RFR(m): 8214271: Fast primitive to wake many threads

Tue Jan 8 10:42:53 UTC 2019

Hi David,

On 1/2/19 12:35 AM, David Holmes wrote:
>>> Further this sounds like a race that could lead to bugs if not used very 
>>> carefully ie. you can't assume between disarm() and wake() that all threads 
>>> are blocked.
>>
>> I didn't realize how subtle this is. I think your original comment that
>> disarm/wake should be one operation was spot on.
>> Investigating... thinking... testing... yes I think this will work, fixed!
>> Sorry for not looking more into this before.
> 
> I'm now curious how this will actually work in the context of the safepoint 
> changes?

Since code already handle this 'invariant' with threads not being block between 
disarm() and wake(), doing it one operation just very slightly increases the 
chance that a thread will be blocked when we actually can handle it to be 
running, but reduces the chance to hit a false positive TLH poll.
(with TLH we have a two-step un-synchronizing out of safepoints where we must 
change global safepoint state before changing the thread polling state)

(I have some thoughts on simplifying TLH/safepoint states)

> Nit: I would have kept disarm() rather than wake() as I like the arm/disarm 
> duality.

Yes, me too. Not sure why I did the opposite, fixed!

*Stored data:*

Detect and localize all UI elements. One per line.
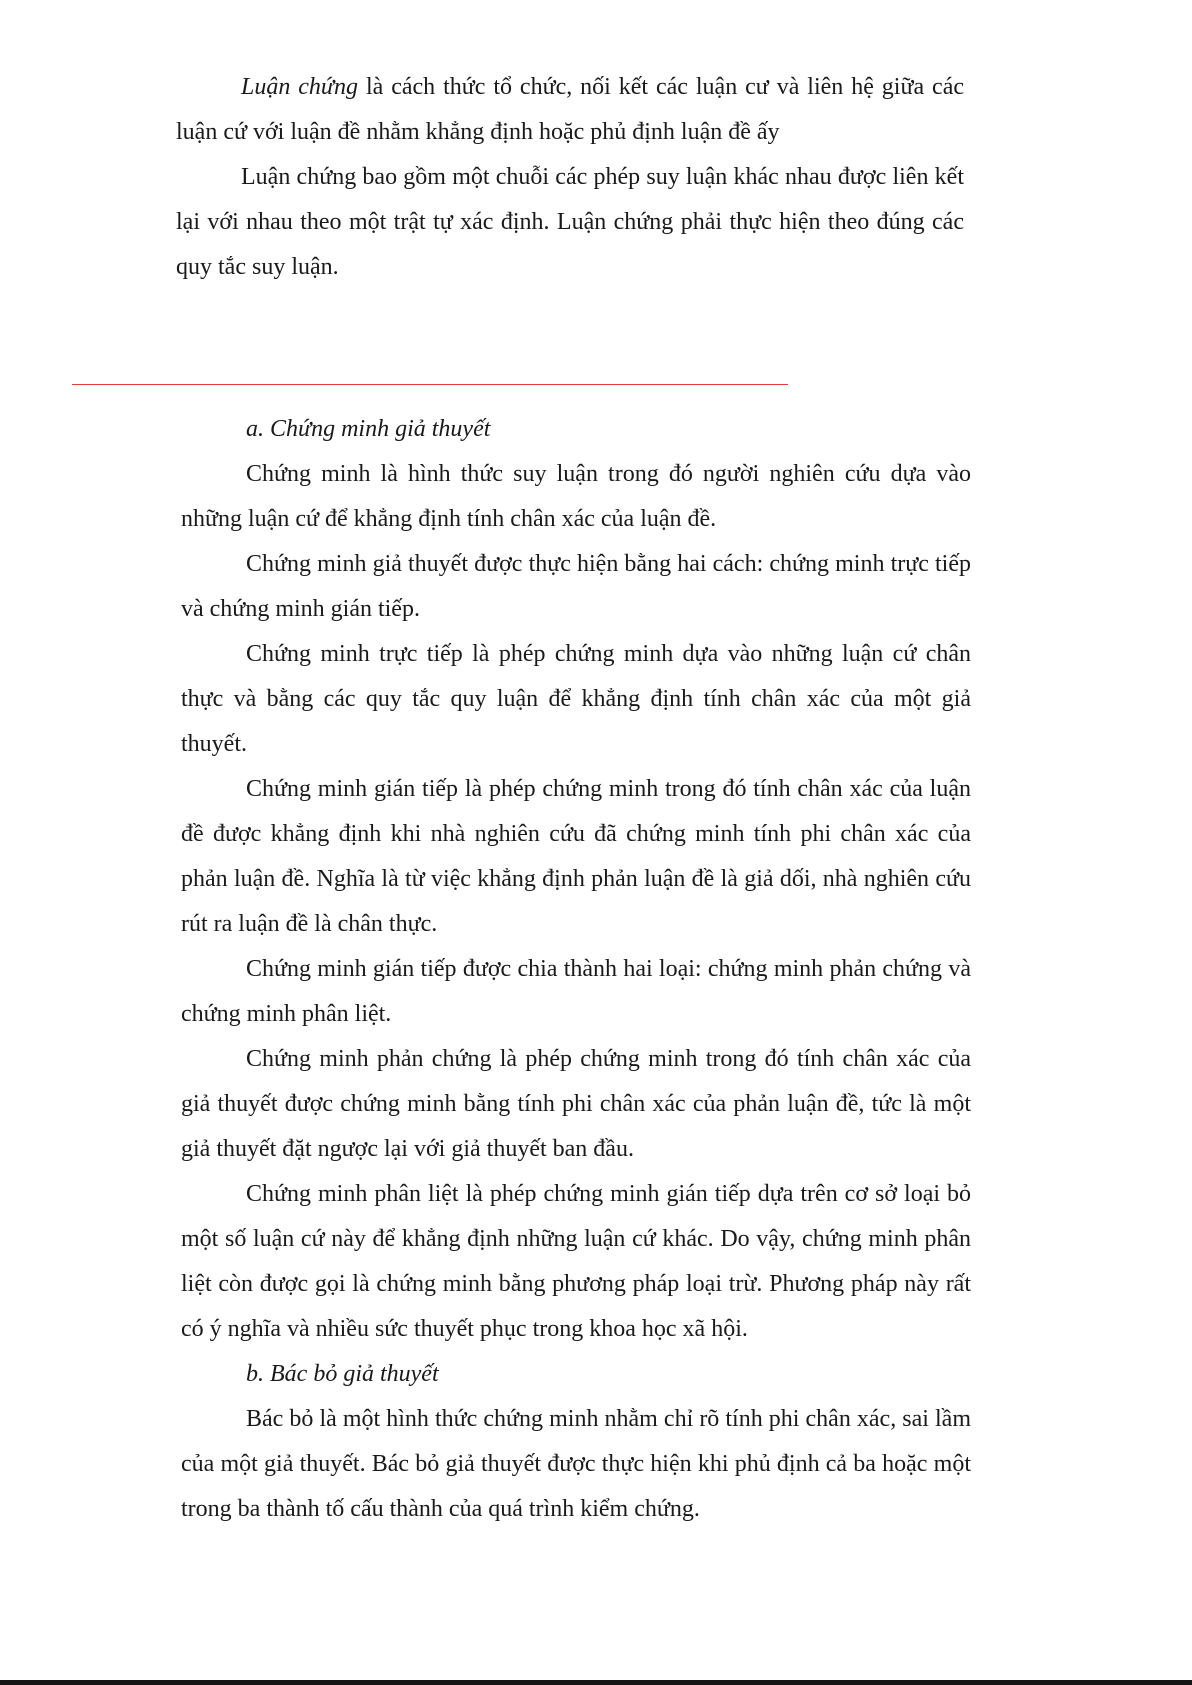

*Complete the following:*
1) Swap "two-step" for "two-phase" in the thread on the fast wake primitive, rewriting it starting at "(with TLH we" and ending at "simplifying TLH/safepoint states)".
2) Pick up the thread on the fast wake primitive after its last sentence and keep writing.
The material isn't needed here.

*Expected responses:*
1)
(with TLH we have a two-phase un-synchronizing out of safepoints where we must 
change global safepoint state before changing the thread polling state)

(I have some thoughts on simplifying TLH/safepoint states)

2)
> 
>    void GenericWaitBarrier::wait(int barrier_tag) {
>      assert(barrier_tag != 0, "Trying to wait on disarmed value");
> +   if (barrier_tag == 0 && barrier_tag != _barrier_tag) {
> +     OrderAccess::fence();
> +     return;
> +   }
> 
> I don't understand what the above is doing. A barrier_tag of 0 is a programming 
> error caught during testing in debug builds. You don't need to account for it 
> being 0 in product because this isn't something that can come in from an 
> external source - we have full code control here. And even if you want to be 
> this paranoid why would you need the fence?

Fixed, but kept the fence, since we say we are providing a trailing fence.
Otherwise I would like to add that exception to the description of wait().

Including Dan's comments:
Full: http://cr.openjdk.java.net/~rehn/8214271/6/full/webrev/
Inc : http://cr.openjdk.java.net/~rehn/8214271/6/inc/webrev/

Thanks, Robbin

> 
> Thanks,
> David
> -----
> 
>> Full:
>> http://cr.openjdk.java.net/~rehn/8214271/5/full/webrev/
>>
>> gtest passes thousands of loops locally and hundreds in mach5.
>>
>> Thanks, Robbin
>>
>>>
>>> Thanks,
>>> David
>>>
>>>>>
>>>>> s/Implementation/Implementations/
>>>>
>>>> Fixed
>>>>
>>>>>
>>>>> The fourth line is no longer needed.
>>>>
>>>> Above is the reason I would like to keep the fourth line, since only if you 
>>>> call
>>>> both disarm() and wake() you have that guarantee that waiter threads will
>>>> return.
>>>>
>>>> Thanks, Robbin
>>>>
>>>>>
>>>>> Thanks,
>>>>> David
>>>>>
>>>>>
>>>>>> Inc:
>>>>>> http://cr.openjdk.java.net/~rehn/8214271/4/inc/webrev/
>>>>>>
>>>>>> Full:
>>>>>> http://cr.openjdk.java.net/~rehn/8214271/4/full/webrev/
>>>>>>
>>>>>> /Robbin
>>>>>>
>>>>>>>
>>>>>>> Otherwise this all looks good!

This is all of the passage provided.